ELENCO DEI COMPITI >>
a - Nel testo di partenza, perché Bruja augura a Dellamoreedellamorte di ritrovare presto un equilibrio profondo e sereno? Rispondi in una o due frasi.
b - Porta avanti la discussione sull'infedeltà della moglie, riprendendo dal punto in cui finisce il testo di partenza.

TESTO DI PARTENZA >>
####################
Non mi sta bene che mia moglie si trovi un altro. Scusa ma cè un limite a queste cose ed una sua seconda ricaduta ne comporta l'immediato allontanamento da casa. Su questo sono stato ben chiaro con lei.
Io l'ho amata all'inverosimile fino a quando non ha fatto l'insano gesto.


----------



## Bruja (13 Ottobre 2008)

*???*



Dellamoreedellamorte ha detto:


> Negativo Giovanni.
> Non mi sta bene che mia moglie si trovi un altro. Scusa ma cè un limite a queste cose ed una sua seconda ricaduta ne comporta l'immediato allontanamento da casa. Su questo sono stato ben chiaro con lei.
> Io l'ho amata all'inverosimile fino a quando non ha fatto l'insano gesto.


 
Quindi hai deciso di tirare avanti, nella speranza che non ricompia l'insano gesto ...?
Se così fosse, auspico sinceramente che tu possa ritrovare alla svelta un profondo e sereno equilibrio esistenziale. 
Allo stato, é quanto di cui hai più bisogno.
Bruja


----------



## Old oscar (13 Ottobre 2008)
####################
MATERIALE FORNITO >>

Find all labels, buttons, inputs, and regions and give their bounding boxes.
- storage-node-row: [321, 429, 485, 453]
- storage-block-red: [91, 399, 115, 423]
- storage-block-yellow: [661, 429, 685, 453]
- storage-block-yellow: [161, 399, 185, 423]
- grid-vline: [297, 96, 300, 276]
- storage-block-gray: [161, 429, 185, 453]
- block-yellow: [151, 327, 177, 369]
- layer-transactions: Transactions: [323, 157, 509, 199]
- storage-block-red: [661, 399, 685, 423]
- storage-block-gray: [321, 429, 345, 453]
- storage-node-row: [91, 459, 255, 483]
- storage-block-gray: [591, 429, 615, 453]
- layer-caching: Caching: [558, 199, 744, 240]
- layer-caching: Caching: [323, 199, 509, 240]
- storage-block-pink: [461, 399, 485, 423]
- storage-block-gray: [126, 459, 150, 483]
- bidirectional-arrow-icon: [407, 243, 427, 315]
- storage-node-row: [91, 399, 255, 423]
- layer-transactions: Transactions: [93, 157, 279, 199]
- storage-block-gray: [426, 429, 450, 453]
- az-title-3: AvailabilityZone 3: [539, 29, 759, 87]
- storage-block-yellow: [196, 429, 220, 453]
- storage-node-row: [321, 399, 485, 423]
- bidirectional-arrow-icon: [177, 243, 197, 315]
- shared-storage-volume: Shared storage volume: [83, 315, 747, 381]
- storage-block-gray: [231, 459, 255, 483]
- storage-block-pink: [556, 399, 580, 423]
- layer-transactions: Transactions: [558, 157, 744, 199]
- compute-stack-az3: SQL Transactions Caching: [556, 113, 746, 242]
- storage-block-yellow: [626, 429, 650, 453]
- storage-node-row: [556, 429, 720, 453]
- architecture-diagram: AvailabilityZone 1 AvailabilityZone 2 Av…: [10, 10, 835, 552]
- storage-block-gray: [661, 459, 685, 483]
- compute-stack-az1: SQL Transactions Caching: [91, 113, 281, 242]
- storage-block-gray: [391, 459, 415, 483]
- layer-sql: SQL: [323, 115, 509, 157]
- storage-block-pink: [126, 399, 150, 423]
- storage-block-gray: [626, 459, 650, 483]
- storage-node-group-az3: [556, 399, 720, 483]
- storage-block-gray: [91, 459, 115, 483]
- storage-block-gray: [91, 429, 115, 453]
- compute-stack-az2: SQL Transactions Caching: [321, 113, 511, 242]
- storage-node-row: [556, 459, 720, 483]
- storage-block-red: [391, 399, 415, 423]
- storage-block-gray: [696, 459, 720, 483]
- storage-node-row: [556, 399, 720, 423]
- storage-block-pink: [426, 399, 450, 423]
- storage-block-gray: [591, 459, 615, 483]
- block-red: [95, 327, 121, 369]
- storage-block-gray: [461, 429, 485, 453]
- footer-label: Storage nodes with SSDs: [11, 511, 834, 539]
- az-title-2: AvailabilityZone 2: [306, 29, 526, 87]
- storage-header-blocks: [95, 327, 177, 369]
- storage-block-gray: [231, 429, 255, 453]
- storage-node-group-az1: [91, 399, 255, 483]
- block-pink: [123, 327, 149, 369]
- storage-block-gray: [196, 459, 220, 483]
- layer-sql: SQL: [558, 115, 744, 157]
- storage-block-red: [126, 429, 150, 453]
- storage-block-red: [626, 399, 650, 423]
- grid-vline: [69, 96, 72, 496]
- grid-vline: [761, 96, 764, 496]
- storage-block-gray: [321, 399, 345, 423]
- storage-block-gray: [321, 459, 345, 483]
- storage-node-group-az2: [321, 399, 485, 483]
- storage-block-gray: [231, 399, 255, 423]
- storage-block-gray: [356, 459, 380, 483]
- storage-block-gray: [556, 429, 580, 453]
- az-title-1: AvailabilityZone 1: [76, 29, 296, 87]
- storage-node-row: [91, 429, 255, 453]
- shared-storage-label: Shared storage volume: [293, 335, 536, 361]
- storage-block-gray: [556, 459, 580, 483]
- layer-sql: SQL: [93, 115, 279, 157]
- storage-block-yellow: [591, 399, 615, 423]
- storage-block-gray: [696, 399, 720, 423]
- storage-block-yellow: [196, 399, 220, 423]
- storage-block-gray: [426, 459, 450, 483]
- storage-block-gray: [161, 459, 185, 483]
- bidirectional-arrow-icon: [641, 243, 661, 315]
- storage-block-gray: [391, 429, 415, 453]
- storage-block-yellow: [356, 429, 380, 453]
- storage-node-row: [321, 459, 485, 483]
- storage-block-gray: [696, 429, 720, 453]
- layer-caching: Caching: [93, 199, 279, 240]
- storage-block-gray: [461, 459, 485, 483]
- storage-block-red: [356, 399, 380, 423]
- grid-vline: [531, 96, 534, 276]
####################
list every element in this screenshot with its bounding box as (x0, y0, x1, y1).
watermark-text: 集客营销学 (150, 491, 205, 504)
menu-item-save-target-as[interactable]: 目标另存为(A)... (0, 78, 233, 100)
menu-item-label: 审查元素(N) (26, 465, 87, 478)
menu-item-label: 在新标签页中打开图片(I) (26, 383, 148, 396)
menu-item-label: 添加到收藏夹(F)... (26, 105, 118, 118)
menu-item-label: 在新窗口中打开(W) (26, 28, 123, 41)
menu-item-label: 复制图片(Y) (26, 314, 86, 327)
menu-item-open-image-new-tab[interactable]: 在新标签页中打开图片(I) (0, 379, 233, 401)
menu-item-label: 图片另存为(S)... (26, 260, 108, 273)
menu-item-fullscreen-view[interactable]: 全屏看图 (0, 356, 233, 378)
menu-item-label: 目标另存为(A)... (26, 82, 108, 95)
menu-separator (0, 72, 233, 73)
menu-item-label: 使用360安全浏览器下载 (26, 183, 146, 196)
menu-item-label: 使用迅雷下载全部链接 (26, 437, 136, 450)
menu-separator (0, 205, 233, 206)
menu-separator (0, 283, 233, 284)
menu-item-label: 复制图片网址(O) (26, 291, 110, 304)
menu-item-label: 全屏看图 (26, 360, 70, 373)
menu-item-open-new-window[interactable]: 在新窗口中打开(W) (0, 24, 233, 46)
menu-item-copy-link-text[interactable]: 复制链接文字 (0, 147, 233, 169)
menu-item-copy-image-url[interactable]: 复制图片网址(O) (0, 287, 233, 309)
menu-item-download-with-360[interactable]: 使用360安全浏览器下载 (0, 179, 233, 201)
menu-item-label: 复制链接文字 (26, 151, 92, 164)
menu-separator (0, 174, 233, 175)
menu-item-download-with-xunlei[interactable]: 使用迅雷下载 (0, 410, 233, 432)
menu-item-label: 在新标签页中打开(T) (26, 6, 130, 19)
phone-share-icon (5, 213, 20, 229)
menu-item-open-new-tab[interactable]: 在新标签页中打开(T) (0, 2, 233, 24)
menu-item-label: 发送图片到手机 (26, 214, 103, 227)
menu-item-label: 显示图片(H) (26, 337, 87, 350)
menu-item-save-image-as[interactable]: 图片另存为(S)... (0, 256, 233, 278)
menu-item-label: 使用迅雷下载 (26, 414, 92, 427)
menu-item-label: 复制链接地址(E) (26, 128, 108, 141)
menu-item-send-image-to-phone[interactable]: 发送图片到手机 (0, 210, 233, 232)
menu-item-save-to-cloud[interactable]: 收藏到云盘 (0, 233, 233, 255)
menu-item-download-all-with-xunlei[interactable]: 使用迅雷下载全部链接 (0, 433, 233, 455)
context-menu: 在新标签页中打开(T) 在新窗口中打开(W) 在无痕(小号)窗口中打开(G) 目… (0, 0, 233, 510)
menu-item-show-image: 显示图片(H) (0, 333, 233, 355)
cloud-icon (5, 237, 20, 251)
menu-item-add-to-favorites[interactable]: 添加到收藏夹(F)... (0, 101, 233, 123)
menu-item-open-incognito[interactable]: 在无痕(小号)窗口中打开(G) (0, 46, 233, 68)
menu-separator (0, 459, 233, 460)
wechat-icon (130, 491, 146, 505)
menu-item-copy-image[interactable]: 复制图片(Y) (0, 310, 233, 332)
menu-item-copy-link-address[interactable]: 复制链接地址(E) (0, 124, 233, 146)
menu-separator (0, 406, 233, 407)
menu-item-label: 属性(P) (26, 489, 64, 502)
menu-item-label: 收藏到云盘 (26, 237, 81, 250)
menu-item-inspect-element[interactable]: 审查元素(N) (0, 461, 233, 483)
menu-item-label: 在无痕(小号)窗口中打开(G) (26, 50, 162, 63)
####################
LE RISPOSTE >>
a - Bruja glielo augura perché, allo stato, è ciò di cui lui ha più bisogno. L'augurio vale nel caso in cui lui abbia deciso di tirare avanti sperando che la moglie non ripeta l'insano gesto.

b -
Emmekappa2 ha detto:


> ESATTO.


fa piacere, a volte, sapere che non si è da soli, che nel mondo c'è qualcuno che è come te.


----------



## Verena67 (13 Ottobre 2008)

Alexantro ha detto:


> macche puerili suvvia
> e' che e' incredibile come tutte quelle che vengono scoperte dal proprio compagno dicano sempre la stessa cosa x salvare il salvabile
> "piu di un bacio non c'e stato"


ok.  Meglio forse spiattellare i dettagli?!?!

E allora. Ribadisco, che cambia?!

So di donne che hanno tradito con il corpo, ma sono tornate in famiglia con il cuore.

E ahime', VICEVERSA. E sai com'è finita? Con la separazione...perché è il cuore quello che conta, non il corpo...


----------



## Verena67 (13 Ottobre 2008)

confusa e ferita ha detto:


> Ma salvarsi il c**o da cosa?!! Se vai con un'altra *vuol dire che di tua moglie non te ne frega più percui anche se la perdi che te frega*


esagerata...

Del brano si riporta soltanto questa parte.